Extracts from a graphics dataset
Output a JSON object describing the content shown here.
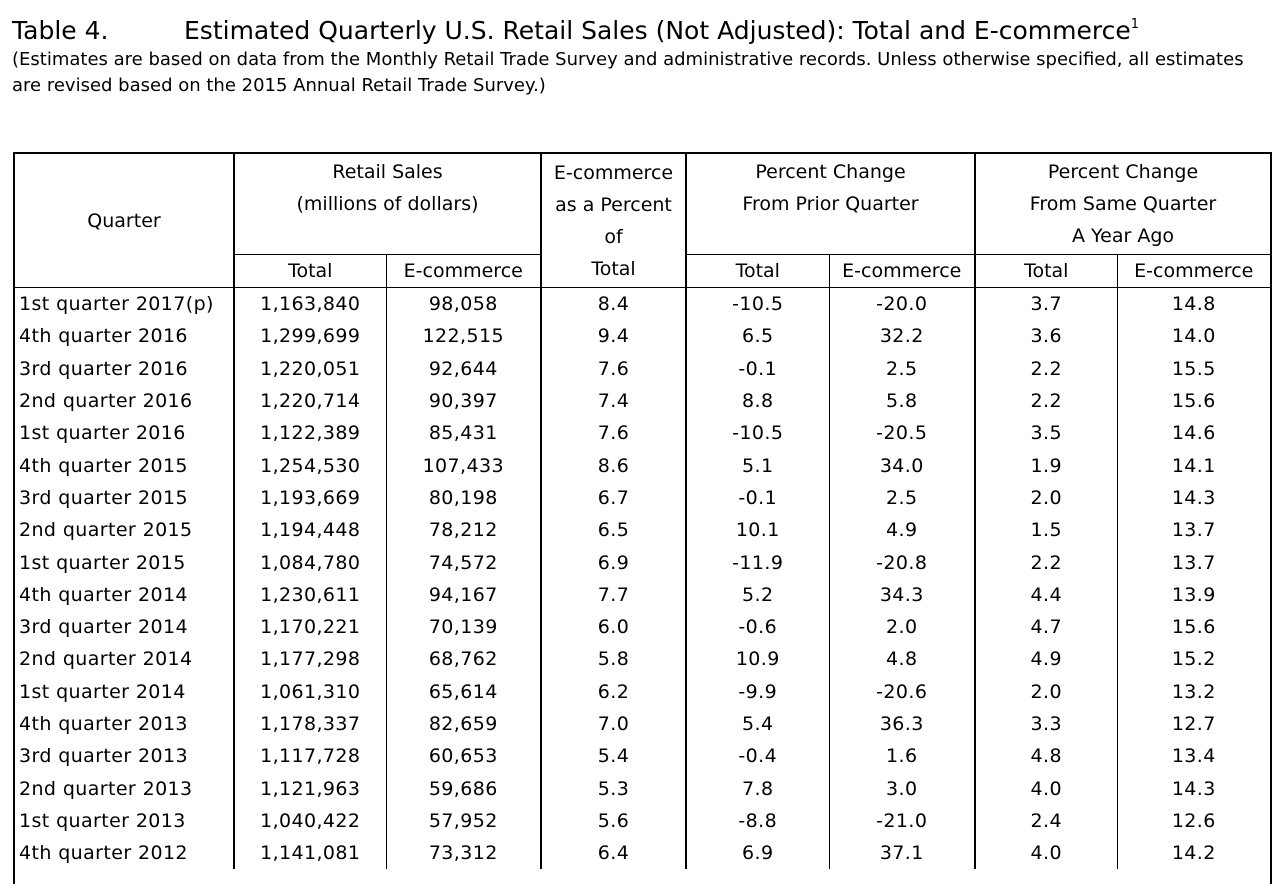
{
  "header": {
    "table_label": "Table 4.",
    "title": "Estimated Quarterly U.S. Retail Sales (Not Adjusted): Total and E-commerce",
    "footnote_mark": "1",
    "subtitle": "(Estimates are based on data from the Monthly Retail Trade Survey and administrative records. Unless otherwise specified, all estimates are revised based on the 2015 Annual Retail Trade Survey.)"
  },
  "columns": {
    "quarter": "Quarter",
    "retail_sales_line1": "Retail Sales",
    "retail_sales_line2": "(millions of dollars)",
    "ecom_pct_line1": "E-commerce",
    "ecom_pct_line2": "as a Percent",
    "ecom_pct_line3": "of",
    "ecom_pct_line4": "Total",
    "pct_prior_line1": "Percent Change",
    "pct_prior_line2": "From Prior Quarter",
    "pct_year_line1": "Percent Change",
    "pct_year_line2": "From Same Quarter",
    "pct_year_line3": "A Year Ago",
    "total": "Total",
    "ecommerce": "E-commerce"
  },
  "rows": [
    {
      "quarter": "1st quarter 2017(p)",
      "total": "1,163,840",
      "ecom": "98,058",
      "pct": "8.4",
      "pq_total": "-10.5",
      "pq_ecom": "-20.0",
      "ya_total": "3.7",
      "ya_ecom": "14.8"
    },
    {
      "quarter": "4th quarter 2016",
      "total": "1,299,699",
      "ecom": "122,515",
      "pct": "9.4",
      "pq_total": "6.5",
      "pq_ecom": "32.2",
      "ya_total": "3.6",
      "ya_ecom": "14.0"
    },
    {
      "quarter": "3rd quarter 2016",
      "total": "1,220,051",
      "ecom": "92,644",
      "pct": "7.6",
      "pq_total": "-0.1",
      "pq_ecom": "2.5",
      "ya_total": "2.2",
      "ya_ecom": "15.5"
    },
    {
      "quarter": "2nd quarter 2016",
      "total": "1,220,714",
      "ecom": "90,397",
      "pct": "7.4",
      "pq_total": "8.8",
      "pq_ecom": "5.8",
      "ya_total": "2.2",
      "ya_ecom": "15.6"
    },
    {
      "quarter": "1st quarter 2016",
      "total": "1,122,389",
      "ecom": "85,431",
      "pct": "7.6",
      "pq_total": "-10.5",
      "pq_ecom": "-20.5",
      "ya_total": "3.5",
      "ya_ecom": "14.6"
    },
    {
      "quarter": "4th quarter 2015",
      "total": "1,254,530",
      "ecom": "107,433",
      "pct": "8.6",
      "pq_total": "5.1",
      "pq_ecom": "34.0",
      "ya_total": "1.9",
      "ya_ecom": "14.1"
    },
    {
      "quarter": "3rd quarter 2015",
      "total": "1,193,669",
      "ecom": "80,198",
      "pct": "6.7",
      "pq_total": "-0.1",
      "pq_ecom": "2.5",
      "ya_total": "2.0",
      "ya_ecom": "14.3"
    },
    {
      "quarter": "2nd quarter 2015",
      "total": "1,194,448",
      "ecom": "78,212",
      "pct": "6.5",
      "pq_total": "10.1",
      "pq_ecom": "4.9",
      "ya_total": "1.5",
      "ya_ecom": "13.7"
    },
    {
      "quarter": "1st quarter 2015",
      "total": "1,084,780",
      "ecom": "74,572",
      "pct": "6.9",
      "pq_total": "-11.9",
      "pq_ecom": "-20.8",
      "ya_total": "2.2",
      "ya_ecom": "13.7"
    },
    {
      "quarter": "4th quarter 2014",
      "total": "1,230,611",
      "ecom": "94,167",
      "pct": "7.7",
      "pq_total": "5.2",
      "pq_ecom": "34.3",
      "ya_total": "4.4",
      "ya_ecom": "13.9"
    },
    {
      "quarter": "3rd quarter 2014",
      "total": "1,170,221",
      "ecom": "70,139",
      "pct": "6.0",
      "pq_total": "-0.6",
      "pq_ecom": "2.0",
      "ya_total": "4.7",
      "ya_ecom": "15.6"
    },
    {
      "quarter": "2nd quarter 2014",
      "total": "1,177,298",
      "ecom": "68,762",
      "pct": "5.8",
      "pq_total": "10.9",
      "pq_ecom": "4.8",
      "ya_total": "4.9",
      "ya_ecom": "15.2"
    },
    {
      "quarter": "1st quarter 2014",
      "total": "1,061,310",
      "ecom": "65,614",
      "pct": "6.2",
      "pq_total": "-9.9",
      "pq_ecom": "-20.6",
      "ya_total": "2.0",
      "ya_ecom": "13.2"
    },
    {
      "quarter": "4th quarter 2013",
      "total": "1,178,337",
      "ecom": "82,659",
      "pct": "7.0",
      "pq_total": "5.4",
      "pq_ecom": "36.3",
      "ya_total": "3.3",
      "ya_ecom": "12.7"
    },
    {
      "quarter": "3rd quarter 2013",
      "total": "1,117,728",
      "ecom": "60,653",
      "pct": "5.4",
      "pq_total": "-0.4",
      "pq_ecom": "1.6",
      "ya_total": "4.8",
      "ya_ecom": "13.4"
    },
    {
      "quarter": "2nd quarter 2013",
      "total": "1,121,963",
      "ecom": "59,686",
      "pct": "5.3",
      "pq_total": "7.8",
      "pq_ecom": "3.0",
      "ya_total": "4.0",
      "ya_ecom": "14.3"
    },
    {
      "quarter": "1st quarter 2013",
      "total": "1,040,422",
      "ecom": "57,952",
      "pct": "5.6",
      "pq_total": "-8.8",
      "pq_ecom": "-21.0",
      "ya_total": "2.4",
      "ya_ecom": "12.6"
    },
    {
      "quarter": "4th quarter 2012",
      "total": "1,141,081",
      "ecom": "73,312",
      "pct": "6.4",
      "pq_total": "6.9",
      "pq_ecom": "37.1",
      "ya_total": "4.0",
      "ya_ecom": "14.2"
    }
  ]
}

...

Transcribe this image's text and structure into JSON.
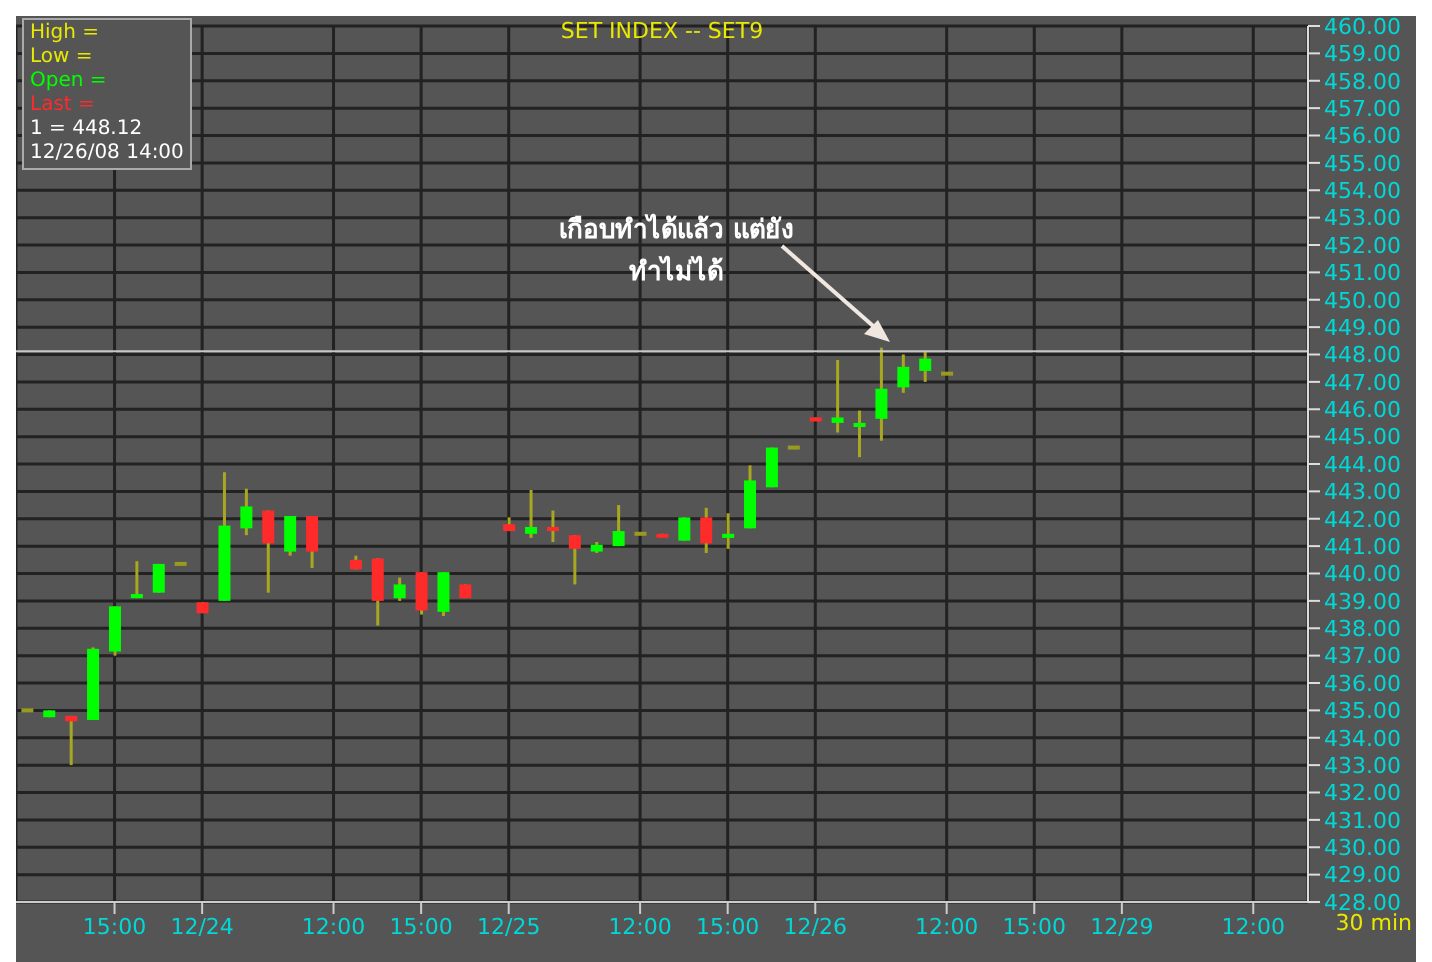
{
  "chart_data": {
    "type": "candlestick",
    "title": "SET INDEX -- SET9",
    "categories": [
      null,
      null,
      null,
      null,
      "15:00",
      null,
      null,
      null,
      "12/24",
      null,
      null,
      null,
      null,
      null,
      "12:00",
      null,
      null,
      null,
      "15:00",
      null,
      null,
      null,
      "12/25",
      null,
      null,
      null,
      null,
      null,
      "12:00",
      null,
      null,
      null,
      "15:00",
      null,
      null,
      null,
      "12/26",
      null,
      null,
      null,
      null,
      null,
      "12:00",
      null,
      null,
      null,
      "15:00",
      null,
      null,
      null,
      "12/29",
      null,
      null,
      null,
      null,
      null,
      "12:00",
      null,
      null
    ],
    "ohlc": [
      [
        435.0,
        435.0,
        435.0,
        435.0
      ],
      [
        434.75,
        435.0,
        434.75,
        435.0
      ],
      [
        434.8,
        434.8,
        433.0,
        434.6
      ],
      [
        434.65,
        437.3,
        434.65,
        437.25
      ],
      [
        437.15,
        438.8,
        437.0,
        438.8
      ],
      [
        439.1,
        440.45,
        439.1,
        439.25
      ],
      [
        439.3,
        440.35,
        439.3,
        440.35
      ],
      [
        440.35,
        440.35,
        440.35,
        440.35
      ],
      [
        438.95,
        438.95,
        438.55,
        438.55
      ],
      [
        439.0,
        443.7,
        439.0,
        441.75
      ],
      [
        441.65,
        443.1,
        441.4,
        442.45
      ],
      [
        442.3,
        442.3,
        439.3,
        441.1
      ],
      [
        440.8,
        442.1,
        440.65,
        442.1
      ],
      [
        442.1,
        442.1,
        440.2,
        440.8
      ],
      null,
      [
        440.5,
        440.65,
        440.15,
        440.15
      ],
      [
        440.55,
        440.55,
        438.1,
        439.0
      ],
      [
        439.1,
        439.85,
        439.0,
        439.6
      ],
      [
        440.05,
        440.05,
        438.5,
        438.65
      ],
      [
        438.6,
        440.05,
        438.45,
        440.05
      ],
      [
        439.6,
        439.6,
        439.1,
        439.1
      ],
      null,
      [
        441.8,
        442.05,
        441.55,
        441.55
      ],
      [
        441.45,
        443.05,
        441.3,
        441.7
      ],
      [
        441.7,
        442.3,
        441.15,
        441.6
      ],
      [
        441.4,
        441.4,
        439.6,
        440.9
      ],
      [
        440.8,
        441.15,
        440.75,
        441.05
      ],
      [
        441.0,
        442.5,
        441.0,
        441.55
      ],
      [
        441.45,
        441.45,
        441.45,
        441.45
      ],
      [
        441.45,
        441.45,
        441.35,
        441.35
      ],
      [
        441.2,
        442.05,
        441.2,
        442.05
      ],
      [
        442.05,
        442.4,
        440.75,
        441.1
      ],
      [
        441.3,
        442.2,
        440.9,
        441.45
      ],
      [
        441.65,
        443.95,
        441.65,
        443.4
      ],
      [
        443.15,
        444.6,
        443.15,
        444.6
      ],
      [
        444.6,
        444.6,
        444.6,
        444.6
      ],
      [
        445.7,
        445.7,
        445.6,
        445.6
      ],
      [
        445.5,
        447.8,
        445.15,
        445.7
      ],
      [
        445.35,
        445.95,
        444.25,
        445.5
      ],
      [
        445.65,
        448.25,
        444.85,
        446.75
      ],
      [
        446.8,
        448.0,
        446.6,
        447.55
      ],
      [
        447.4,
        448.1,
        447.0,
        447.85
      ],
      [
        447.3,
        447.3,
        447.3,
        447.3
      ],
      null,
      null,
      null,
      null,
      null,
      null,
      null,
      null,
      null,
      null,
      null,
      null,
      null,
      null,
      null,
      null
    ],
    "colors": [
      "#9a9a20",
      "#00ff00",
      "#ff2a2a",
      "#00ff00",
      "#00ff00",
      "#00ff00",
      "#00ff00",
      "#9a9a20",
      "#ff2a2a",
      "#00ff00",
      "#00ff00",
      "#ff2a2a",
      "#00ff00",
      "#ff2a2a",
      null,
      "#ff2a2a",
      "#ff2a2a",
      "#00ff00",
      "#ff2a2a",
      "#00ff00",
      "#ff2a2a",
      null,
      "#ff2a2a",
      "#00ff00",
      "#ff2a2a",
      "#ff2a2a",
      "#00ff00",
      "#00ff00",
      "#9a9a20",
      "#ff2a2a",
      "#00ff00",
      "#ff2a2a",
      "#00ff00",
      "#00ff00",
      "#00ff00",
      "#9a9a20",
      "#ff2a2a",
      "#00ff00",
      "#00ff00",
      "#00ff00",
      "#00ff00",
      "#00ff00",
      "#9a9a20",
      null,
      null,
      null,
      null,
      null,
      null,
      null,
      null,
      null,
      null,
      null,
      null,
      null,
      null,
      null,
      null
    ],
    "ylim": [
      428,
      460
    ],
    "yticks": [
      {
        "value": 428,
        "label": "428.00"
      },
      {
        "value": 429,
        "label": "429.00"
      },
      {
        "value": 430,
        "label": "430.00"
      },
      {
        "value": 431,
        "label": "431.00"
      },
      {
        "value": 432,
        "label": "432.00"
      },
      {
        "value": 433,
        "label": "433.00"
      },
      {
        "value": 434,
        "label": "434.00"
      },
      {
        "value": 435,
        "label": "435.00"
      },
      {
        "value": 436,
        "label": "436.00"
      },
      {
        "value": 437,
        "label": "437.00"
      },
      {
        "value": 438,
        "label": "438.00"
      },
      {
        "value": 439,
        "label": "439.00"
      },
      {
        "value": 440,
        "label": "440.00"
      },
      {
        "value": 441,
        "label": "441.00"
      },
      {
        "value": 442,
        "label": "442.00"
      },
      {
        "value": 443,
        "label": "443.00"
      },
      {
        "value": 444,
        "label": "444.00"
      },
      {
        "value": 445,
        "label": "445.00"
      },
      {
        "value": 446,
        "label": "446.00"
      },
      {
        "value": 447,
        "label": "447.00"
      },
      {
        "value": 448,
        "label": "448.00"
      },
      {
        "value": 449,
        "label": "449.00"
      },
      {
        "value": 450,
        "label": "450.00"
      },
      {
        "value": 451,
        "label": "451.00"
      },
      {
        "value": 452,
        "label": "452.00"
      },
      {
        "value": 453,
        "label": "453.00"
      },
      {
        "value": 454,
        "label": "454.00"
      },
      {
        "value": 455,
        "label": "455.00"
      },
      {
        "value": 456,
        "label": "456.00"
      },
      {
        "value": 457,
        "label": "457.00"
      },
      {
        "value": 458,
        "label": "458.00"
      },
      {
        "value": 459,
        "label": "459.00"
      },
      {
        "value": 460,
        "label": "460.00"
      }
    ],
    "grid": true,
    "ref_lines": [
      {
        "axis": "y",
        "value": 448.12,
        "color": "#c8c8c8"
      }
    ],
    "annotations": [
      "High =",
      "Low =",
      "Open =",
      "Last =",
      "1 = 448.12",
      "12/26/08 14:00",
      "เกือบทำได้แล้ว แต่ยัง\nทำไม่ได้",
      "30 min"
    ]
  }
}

==

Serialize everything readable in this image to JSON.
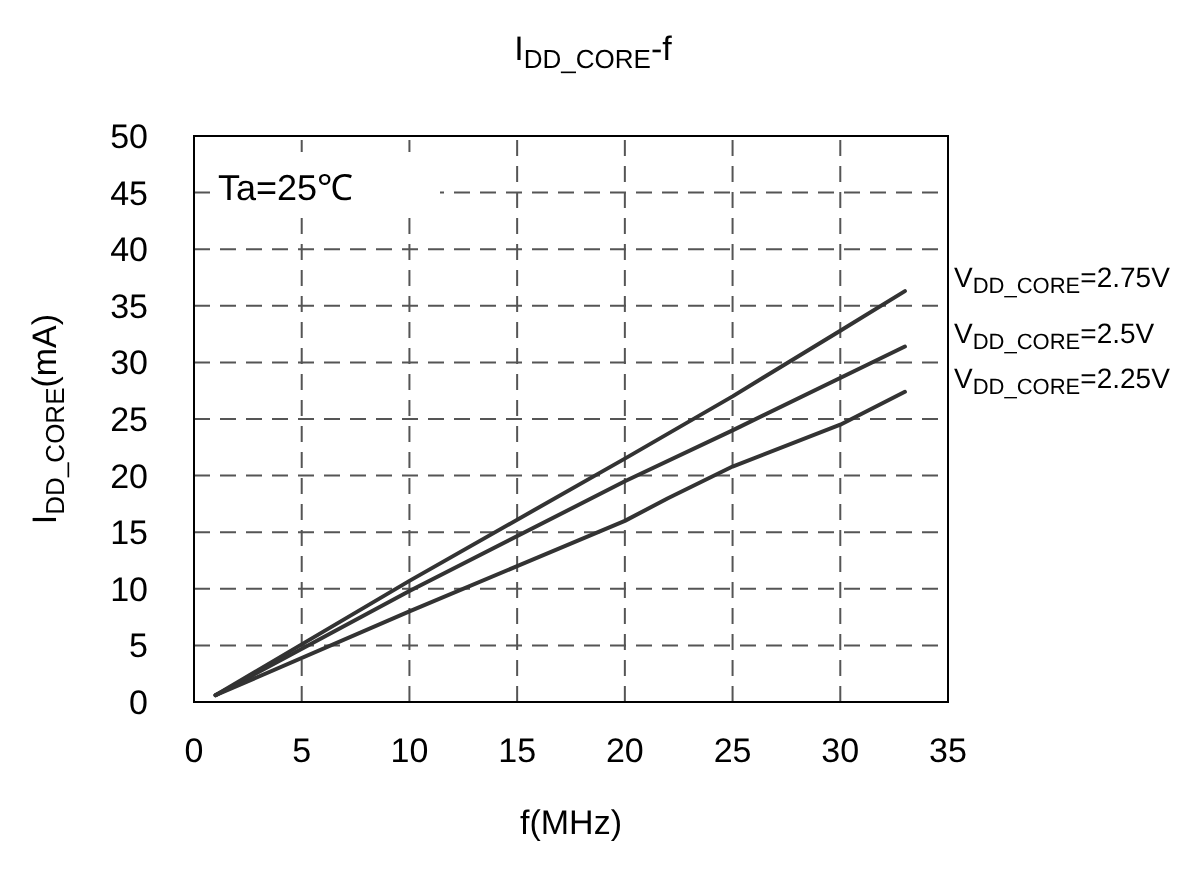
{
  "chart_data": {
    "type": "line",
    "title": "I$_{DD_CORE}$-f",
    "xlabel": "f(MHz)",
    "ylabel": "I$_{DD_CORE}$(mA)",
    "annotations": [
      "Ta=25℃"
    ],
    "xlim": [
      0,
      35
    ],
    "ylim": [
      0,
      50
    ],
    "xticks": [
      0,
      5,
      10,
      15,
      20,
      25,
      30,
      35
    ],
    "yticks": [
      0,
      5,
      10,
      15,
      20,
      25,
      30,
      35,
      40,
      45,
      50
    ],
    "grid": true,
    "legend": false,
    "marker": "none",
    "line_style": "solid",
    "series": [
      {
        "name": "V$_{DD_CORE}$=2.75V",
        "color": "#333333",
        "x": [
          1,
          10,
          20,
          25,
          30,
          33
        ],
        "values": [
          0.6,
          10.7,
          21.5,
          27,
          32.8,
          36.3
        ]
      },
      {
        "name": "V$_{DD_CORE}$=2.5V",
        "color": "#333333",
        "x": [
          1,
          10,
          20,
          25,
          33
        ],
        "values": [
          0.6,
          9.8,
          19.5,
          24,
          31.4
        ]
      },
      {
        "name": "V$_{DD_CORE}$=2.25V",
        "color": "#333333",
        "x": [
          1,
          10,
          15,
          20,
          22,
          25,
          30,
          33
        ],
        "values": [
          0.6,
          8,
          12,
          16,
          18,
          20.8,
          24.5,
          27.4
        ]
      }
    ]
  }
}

- **What to work on**
Find the word "Percent" in the data and show each line that holds it.

- **Exercise answer**
    "ecom_pct_line2": "as a Percent",
    "pct_prior_line1": "Percent Change",
    "pct_year_line1": "Percent Change",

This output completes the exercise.